◆ Task directions: Copy out each line of the material below that holds the string "Monteci".

◆ Exercise materials:
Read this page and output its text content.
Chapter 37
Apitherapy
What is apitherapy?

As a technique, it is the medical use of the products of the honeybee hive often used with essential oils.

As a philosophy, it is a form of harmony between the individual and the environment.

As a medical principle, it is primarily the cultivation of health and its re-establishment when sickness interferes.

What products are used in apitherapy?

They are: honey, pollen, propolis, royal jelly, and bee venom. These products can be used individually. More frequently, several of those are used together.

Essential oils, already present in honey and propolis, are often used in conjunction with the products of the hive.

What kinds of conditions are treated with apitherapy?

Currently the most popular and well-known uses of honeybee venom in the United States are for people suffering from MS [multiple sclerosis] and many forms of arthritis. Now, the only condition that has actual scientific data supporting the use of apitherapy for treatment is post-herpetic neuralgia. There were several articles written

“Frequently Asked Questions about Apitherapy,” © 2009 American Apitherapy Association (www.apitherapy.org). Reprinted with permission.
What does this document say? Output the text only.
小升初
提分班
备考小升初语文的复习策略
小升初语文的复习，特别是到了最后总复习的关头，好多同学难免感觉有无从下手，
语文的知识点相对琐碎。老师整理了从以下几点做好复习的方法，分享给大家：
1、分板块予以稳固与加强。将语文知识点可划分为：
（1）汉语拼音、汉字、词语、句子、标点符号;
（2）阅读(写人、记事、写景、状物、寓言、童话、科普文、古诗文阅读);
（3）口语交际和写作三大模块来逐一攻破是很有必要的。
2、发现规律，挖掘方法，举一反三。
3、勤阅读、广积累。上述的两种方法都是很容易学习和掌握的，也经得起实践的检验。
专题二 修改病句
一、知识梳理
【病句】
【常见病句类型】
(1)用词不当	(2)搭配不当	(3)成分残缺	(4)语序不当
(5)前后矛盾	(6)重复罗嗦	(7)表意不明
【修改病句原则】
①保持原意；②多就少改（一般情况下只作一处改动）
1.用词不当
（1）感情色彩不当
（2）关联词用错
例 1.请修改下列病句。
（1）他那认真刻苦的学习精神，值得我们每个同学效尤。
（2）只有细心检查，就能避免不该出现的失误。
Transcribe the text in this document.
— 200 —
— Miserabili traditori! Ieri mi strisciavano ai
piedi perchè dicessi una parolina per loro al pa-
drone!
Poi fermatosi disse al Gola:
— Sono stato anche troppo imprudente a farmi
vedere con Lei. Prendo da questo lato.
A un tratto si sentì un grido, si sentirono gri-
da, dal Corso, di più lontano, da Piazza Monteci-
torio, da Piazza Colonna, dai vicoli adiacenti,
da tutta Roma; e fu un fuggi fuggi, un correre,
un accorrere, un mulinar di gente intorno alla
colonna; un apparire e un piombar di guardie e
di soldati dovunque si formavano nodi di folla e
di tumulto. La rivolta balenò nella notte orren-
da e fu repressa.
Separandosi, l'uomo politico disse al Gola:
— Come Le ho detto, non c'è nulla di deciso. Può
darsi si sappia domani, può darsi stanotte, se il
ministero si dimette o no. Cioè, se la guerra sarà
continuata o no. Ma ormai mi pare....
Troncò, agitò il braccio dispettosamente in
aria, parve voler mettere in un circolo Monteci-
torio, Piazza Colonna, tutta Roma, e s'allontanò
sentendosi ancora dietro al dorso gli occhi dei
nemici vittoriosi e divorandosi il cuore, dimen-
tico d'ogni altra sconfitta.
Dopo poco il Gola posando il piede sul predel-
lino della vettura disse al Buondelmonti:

◆ Final answer:
da, dal Corso, di più lontano, da Piazza Monteci-
aria, parve voler mettere in un circolo Monteci-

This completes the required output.